§ **Instructions for the task**:
In the records below, find each line with the word "lines" and copy it.

§ **Raw data**:
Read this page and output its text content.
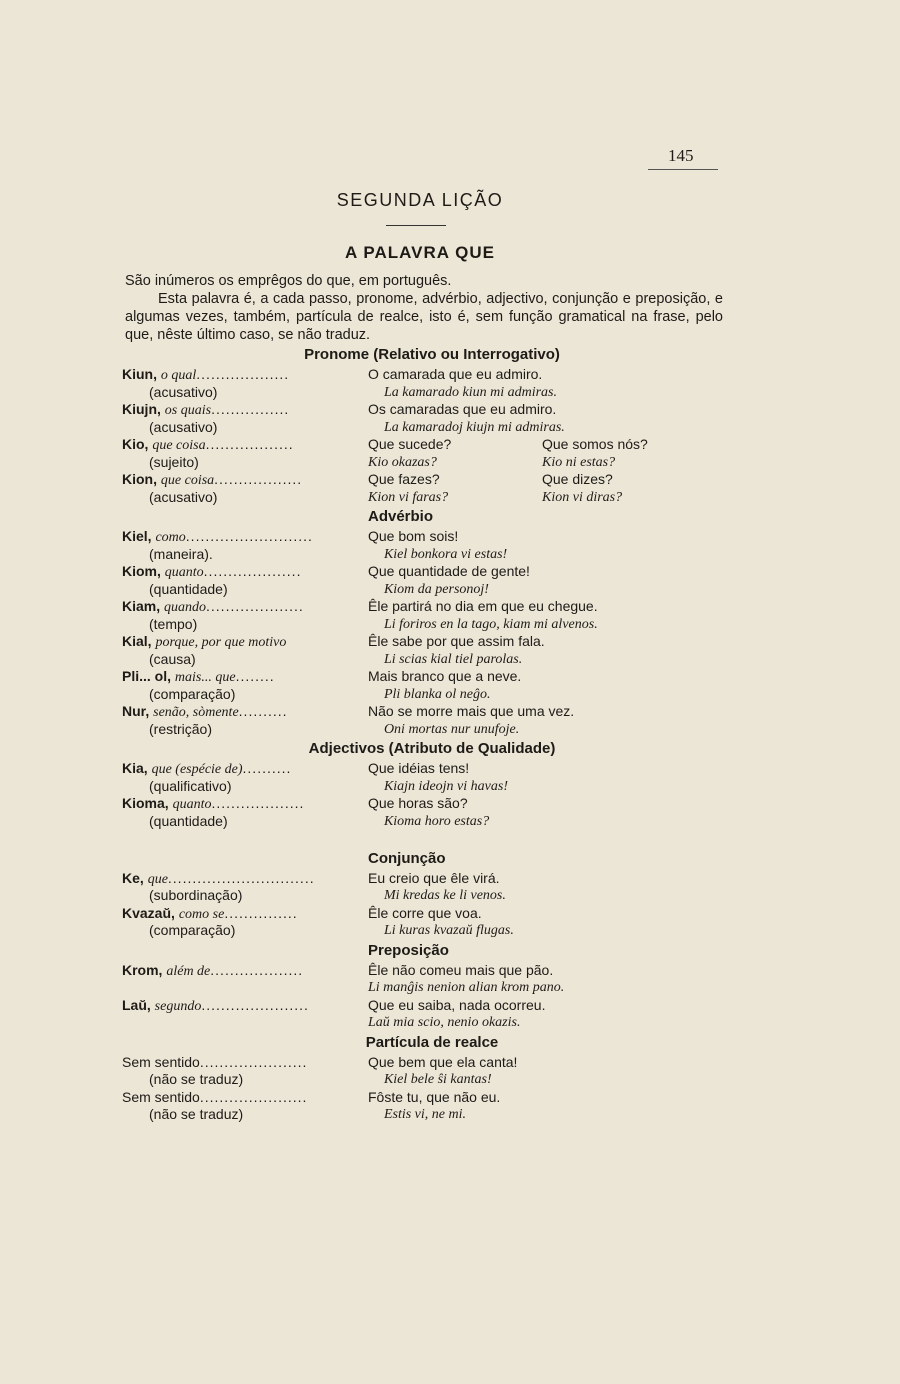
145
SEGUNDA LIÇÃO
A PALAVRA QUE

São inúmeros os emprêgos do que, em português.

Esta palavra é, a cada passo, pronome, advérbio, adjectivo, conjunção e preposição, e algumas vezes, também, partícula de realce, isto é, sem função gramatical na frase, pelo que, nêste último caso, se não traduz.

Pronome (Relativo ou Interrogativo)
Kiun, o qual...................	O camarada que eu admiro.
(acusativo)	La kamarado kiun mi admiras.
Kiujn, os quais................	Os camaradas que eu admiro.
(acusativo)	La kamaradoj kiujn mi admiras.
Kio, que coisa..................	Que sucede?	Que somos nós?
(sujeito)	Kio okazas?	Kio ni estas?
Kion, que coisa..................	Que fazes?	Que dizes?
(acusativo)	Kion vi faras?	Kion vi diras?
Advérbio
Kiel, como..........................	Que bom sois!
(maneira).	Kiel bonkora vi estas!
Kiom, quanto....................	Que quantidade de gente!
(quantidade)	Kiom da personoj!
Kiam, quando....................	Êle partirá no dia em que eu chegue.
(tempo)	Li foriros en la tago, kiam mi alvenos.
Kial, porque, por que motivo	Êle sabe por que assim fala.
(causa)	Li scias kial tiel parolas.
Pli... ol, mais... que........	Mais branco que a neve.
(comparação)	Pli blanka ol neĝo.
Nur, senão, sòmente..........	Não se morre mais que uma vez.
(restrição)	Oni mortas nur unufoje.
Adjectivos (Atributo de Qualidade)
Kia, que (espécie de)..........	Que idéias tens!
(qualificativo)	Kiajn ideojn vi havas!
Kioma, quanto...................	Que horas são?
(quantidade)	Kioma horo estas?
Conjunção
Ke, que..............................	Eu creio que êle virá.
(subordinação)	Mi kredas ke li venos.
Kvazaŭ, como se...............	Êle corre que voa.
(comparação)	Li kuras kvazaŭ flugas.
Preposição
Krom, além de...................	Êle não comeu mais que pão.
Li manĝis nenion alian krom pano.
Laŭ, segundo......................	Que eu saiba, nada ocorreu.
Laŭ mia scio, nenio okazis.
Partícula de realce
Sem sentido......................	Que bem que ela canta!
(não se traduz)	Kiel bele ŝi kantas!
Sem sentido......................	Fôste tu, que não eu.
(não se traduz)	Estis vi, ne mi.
---
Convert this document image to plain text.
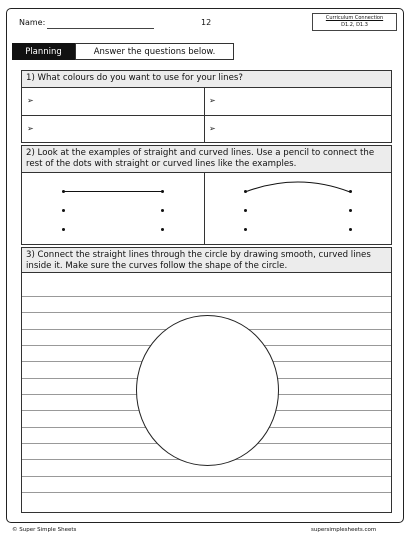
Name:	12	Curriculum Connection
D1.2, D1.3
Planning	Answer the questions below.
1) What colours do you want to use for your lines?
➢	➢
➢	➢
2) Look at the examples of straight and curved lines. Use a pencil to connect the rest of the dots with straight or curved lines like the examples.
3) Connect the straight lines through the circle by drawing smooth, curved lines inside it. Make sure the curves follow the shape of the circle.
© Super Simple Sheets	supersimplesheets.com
==
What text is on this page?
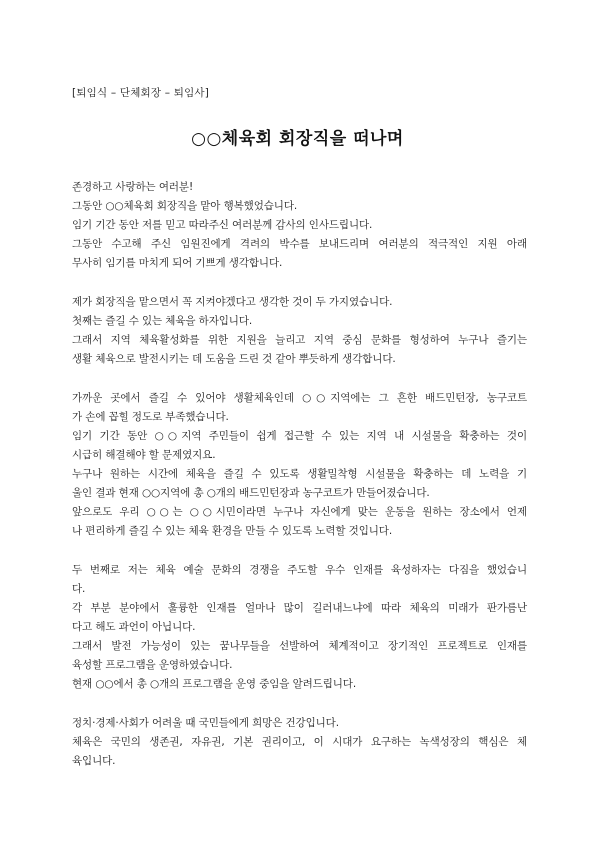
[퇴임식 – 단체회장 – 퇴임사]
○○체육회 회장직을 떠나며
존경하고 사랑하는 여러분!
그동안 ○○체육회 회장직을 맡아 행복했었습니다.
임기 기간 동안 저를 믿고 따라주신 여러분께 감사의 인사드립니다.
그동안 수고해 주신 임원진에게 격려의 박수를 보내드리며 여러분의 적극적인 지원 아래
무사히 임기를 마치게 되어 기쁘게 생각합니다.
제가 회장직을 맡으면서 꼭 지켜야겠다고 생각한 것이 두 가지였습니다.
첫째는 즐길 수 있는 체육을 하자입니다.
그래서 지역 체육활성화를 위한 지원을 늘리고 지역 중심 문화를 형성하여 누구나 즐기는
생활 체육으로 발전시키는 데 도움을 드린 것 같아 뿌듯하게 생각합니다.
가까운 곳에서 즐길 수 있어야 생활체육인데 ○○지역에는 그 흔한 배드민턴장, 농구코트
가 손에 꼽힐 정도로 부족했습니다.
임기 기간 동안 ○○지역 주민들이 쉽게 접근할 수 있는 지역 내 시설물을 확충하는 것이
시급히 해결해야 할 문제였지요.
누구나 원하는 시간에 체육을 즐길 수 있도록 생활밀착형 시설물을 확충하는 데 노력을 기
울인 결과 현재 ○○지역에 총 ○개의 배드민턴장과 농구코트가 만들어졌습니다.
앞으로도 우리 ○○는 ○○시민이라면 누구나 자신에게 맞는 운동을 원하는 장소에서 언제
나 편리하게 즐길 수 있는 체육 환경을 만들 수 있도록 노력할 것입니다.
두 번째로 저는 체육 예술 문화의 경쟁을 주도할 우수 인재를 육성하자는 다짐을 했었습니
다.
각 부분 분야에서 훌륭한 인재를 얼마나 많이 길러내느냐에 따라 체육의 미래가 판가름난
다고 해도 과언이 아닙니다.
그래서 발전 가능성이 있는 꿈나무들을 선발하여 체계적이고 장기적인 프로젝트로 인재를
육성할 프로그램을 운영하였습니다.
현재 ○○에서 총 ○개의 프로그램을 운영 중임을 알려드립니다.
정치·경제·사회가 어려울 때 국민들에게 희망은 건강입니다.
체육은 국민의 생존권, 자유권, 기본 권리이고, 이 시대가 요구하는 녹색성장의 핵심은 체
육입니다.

§ **Solution**:
1) What colours do you want to use for your lines?
2) Look at the examples of straight and curved lines. Use a pencil to connect the rest of the dots with straight or curved lines like the examples.
3) Connect the straight lines through the circle by drawing smooth, curved lines inside it. Make sure the curves follow the shape of the circle.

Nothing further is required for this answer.